[Data items]
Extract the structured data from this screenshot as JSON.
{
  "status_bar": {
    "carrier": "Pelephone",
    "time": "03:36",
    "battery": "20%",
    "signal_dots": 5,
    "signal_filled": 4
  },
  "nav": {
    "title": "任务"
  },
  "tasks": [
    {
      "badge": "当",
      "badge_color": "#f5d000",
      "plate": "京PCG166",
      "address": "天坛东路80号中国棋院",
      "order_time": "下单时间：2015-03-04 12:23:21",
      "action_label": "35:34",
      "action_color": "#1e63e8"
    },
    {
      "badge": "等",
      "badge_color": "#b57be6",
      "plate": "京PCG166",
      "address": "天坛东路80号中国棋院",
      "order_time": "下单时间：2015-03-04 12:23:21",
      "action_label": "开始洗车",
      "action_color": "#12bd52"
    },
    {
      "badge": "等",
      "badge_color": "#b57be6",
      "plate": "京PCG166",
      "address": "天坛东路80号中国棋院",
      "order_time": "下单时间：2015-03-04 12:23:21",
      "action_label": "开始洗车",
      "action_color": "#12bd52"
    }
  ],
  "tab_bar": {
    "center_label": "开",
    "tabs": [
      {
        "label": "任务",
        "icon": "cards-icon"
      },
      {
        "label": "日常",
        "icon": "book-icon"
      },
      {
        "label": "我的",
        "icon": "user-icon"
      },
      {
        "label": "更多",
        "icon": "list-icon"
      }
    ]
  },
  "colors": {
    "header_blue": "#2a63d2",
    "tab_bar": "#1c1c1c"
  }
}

• EXERCISE:
Repeat the listing in full, keeping every line exactly as it is.

• RESULT:
Extract the structured data from this screenshot as JSON.
{
  "status_bar": {
    "carrier": "Pelephone",
    "time": "03:36",
    "battery": "20%",
    "signal_dots": 5,
    "signal_filled": 4
  },
  "nav": {
    "title": "任务"
  },
  "tasks": [
    {
      "badge": "当",
      "badge_color": "#f5d000",
      "plate": "京PCG166",
      "address": "天坛东路80号中国棋院",
      "order_time": "下单时间：2015-03-04 12:23:21",
      "action_label": "35:34",
      "action_color": "#1e63e8"
    },
    {
      "badge": "等",
      "badge_color": "#b57be6",
      "plate": "京PCG166",
      "address": "天坛东路80号中国棋院",
      "order_time": "下单时间：2015-03-04 12:23:21",
      "action_label": "开始洗车",
      "action_color": "#12bd52"
    },
    {
      "badge": "等",
      "badge_color": "#b57be6",
      "plate": "京PCG166",
      "address": "天坛东路80号中国棋院",
      "order_time": "下单时间：2015-03-04 12:23:21",
      "action_label": "开始洗车",
      "action_color": "#12bd52"
    }
  ],
  "tab_bar": {
    "center_label": "开",
    "tabs": [
      {
        "label": "任务",
        "icon": "cards-icon"
      },
      {
        "label": "日常",
        "icon": "book-icon"
      },
      {
        "label": "我的",
        "icon": "user-icon"
      },
      {
        "label": "更多",
        "icon": "list-icon"
      }
    ]
  },
  "colors": {
    "header_blue": "#2a63d2",
    "tab_bar": "#1c1c1c"
  }
}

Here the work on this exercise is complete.